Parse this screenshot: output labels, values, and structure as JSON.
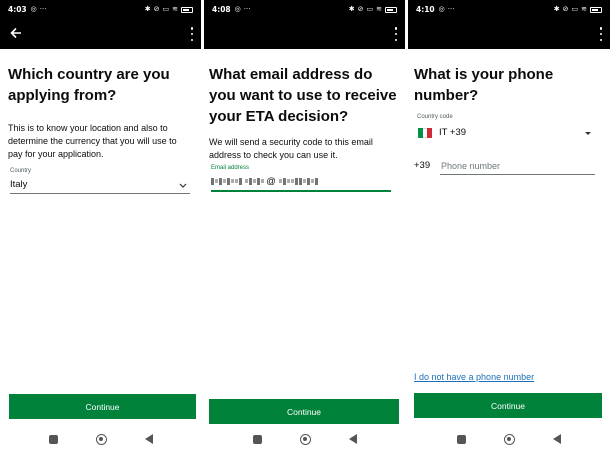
{
  "screens": [
    {
      "time": "4:03",
      "heading": "Which country are you applying from?",
      "hint": "This is to know your location and also to determine the currency that you will use to pay for your application.",
      "field_label": "Country",
      "field_value": "Italy",
      "button": "Continue"
    },
    {
      "time": "4:08",
      "heading": "What email address do you want to use to receive your ETA decision?",
      "hint": "We will send a security code to this email address to check you can use it.",
      "field_label": "Email address",
      "field_value_visible_char": "@",
      "button": "Continue"
    },
    {
      "time": "4:10",
      "heading": "What is your phone number?",
      "field_label": "Country code",
      "country_code": "IT +39",
      "prefix": "+39",
      "phone_placeholder": "Phone number",
      "link": "I do not have a phone number",
      "button": "Continue"
    }
  ],
  "colors": {
    "button_green": "#00823b",
    "link_blue": "#1d70b8",
    "flag_green": "#009246",
    "flag_white": "#ffffff",
    "flag_red": "#ce2b37"
  }
}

════

■ Instructions to follow: Pull every line containing "hint" out of the records.

■ Response:
      "hint": "This is to know your location and also to determine the currency that you will use to pay for your application.",
      "hint": "We will send a security code to this email address to check you can use it.",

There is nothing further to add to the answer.